— Task instructions —
Write out every entry precisely as given, leaving the pictures out.

□ □ □ □ □ □ □

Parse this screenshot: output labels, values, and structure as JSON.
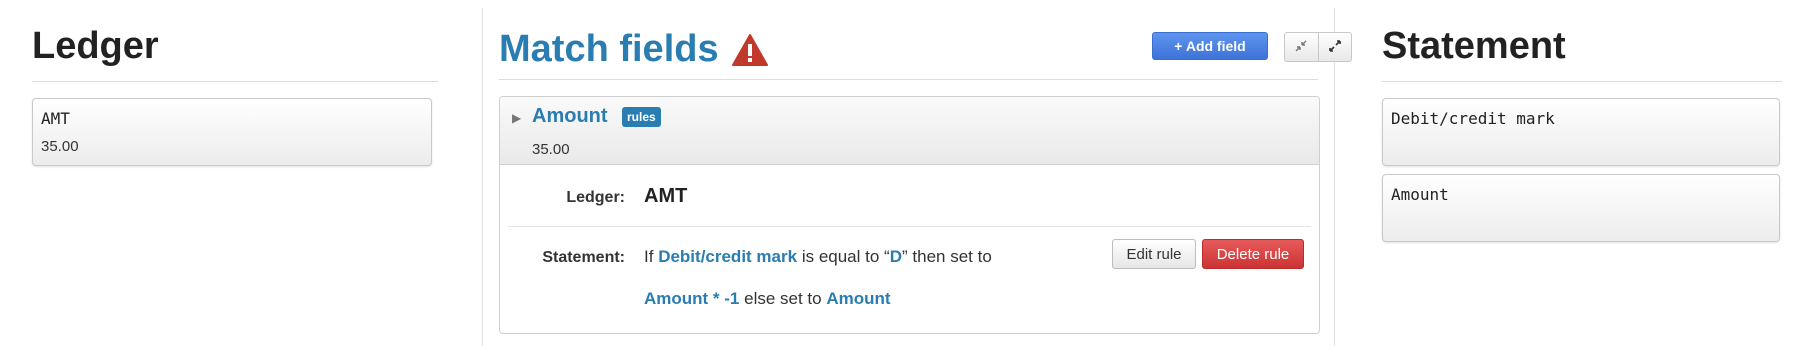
{
  "ledger": {
    "title": "Ledger",
    "fields": [
      {
        "name": "AMT",
        "value": "35.00"
      }
    ]
  },
  "match": {
    "title": "Match fields",
    "warning_icon": "warning-triangle-icon",
    "add_field_label": "+ Add field",
    "collapse_icon": "collapse-icon",
    "expand_icon": "expand-icon",
    "field": {
      "name": "Amount",
      "badge": "rules",
      "value": "35.00",
      "ledger_label": "Ledger:",
      "ledger_value": "AMT",
      "statement_label": "Statement:",
      "rule": {
        "if_word": "If",
        "condition_field": "Debit/credit mark",
        "operator": "is equal to",
        "open_quote": "“",
        "condition_value": "D",
        "close_quote": "”",
        "then_word": "then set to",
        "then_expr": "Amount * -1",
        "else_word": "else set to",
        "else_expr": "Amount"
      },
      "edit_rule_label": "Edit rule",
      "delete_rule_label": "Delete rule"
    }
  },
  "statement": {
    "title": "Statement",
    "fields": [
      {
        "name": "Debit/credit mark"
      },
      {
        "name": "Amount"
      }
    ]
  },
  "colors": {
    "accent": "#2a7db0",
    "primary_button": "#3d73d8",
    "danger_button": "#cc3333",
    "warning": "#c0392b"
  }
}
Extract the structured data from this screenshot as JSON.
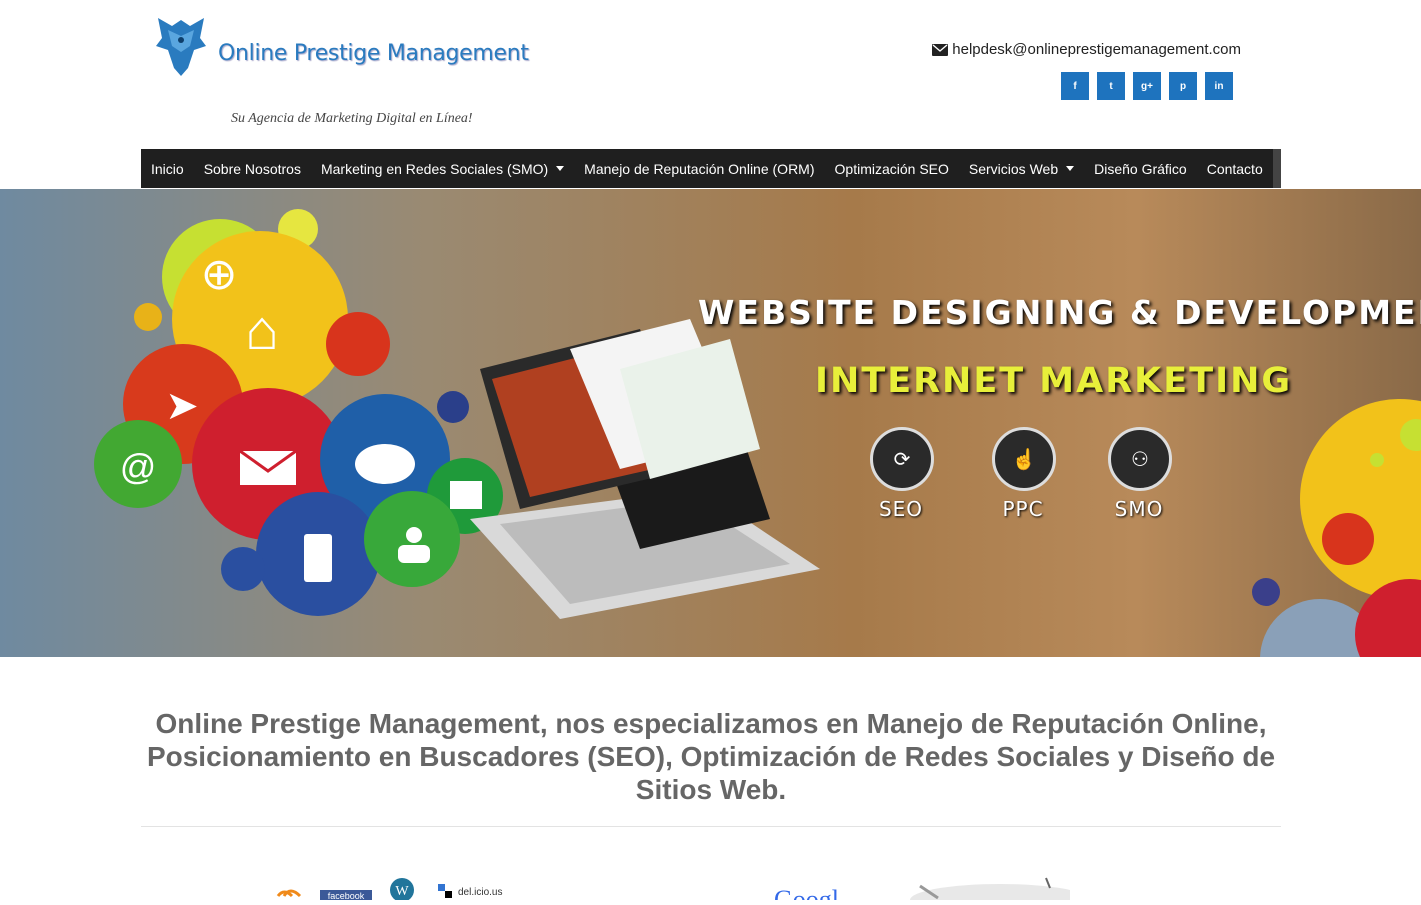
{
  "brand": {
    "name": "Online Prestige Management",
    "tagline": "Su Agencia de Marketing Digital en Línea!"
  },
  "contact": {
    "email": "helpdesk@onlineprestigemanagement.com",
    "icon": "envelope-icon"
  },
  "socials": [
    {
      "name": "facebook",
      "glyph": "f"
    },
    {
      "name": "twitter",
      "glyph": "t"
    },
    {
      "name": "google-plus",
      "glyph": "g+"
    },
    {
      "name": "pinterest",
      "glyph": "p"
    },
    {
      "name": "linkedin",
      "glyph": "in"
    }
  ],
  "nav": {
    "items": [
      {
        "label": "Inicio",
        "dropdown": false
      },
      {
        "label": "Sobre Nosotros",
        "dropdown": false
      },
      {
        "label": "Marketing en Redes Sociales (SMO)",
        "dropdown": true
      },
      {
        "label": "Manejo de Reputación Online (ORM)",
        "dropdown": false
      },
      {
        "label": "Optimización SEO",
        "dropdown": false
      },
      {
        "label": "Servicios Web",
        "dropdown": true
      },
      {
        "label": "Diseño Gráfico",
        "dropdown": false
      },
      {
        "label": "Contacto",
        "dropdown": false
      }
    ]
  },
  "banner": {
    "title": "WEBSITE DESIGNING & DEVELOPMENT",
    "subtitle": "INTERNET MARKETING",
    "services": [
      {
        "label": "SEO",
        "icon": "seo-chart-icon"
      },
      {
        "label": "PPC",
        "icon": "touch-icon"
      },
      {
        "label": "SMO",
        "icon": "social-network-icon"
      }
    ]
  },
  "headline": "Online Prestige Management, nos especializamos en Manejo de Reputación Online, Posicionamiento en Buscadores (SEO), Optimización de Redes Sociales y Diseño de Sitios Web.",
  "strip": {
    "left_labels": [
      "facebook",
      "del.icio.us"
    ],
    "right_label": "Googl"
  },
  "colors": {
    "accent": "#1e73be",
    "nav_bg": "#1f1f1f",
    "subtitle_yellow": "#e8ef3a",
    "headline_gray": "#666666"
  }
}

□ □ □ □ □ □ □

— Answer to this task —
Parse this screenshot: output labels, values, and structure as JSON.
{
  "ledger": {
    "title": "Ledger",
    "fields": [
      {
        "name": "AMT",
        "value": "35.00"
      }
    ]
  },
  "match": {
    "title": "Match fields",
    "warning_icon": "warning-triangle-icon",
    "add_field_label": "+ Add field",
    "collapse_icon": "collapse-icon",
    "expand_icon": "expand-icon",
    "field": {
      "name": "Amount",
      "badge": "rules",
      "value": "35.00",
      "ledger_label": "Ledger:",
      "ledger_value": "AMT",
      "statement_label": "Statement:",
      "rule": {
        "if_word": "If",
        "condition_field": "Debit/credit mark",
        "operator": "is equal to",
        "open_quote": "“",
        "condition_value": "D",
        "close_quote": "”",
        "then_word": "then set to",
        "then_expr": "Amount * -1",
        "else_word": "else set to",
        "else_expr": "Amount"
      },
      "edit_rule_label": "Edit rule",
      "delete_rule_label": "Delete rule"
    }
  },
  "statement": {
    "title": "Statement",
    "fields": [
      {
        "name": "Debit/credit mark"
      },
      {
        "name": "Amount"
      }
    ]
  },
  "colors": {
    "accent": "#2a7db0",
    "primary_button": "#3d73d8",
    "danger_button": "#cc3333",
    "warning": "#c0392b"
  }
}
Extract the structured data from this screenshot as JSON.
{
  "brand": {
    "name": "Online Prestige Management",
    "tagline": "Su Agencia de Marketing Digital en Línea!"
  },
  "contact": {
    "email": "helpdesk@onlineprestigemanagement.com",
    "icon": "envelope-icon"
  },
  "socials": [
    {
      "name": "facebook",
      "glyph": "f"
    },
    {
      "name": "twitter",
      "glyph": "t"
    },
    {
      "name": "google-plus",
      "glyph": "g+"
    },
    {
      "name": "pinterest",
      "glyph": "p"
    },
    {
      "name": "linkedin",
      "glyph": "in"
    }
  ],
  "nav": {
    "items": [
      {
        "label": "Inicio",
        "dropdown": false
      },
      {
        "label": "Sobre Nosotros",
        "dropdown": false
      },
      {
        "label": "Marketing en Redes Sociales (SMO)",
        "dropdown": true
      },
      {
        "label": "Manejo de Reputación Online (ORM)",
        "dropdown": false
      },
      {
        "label": "Optimización SEO",
        "dropdown": false
      },
      {
        "label": "Servicios Web",
        "dropdown": true
      },
      {
        "label": "Diseño Gráfico",
        "dropdown": false
      },
      {
        "label": "Contacto",
        "dropdown": false
      }
    ]
  },
  "banner": {
    "title": "WEBSITE DESIGNING & DEVELOPMENT",
    "subtitle": "INTERNET MARKETING",
    "services": [
      {
        "label": "SEO",
        "icon": "seo-chart-icon"
      },
      {
        "label": "PPC",
        "icon": "touch-icon"
      },
      {
        "label": "SMO",
        "icon": "social-network-icon"
      }
    ]
  },
  "headline": "Online Prestige Management, nos especializamos en Manejo de Reputación Online, Posicionamiento en Buscadores (SEO), Optimización de Redes Sociales y Diseño de Sitios Web.",
  "strip": {
    "left_labels": [
      "facebook",
      "del.icio.us"
    ],
    "right_label": "Googl"
  },
  "colors": {
    "accent": "#1e73be",
    "nav_bg": "#1f1f1f",
    "subtitle_yellow": "#e8ef3a",
    "headline_gray": "#666666"
  }
}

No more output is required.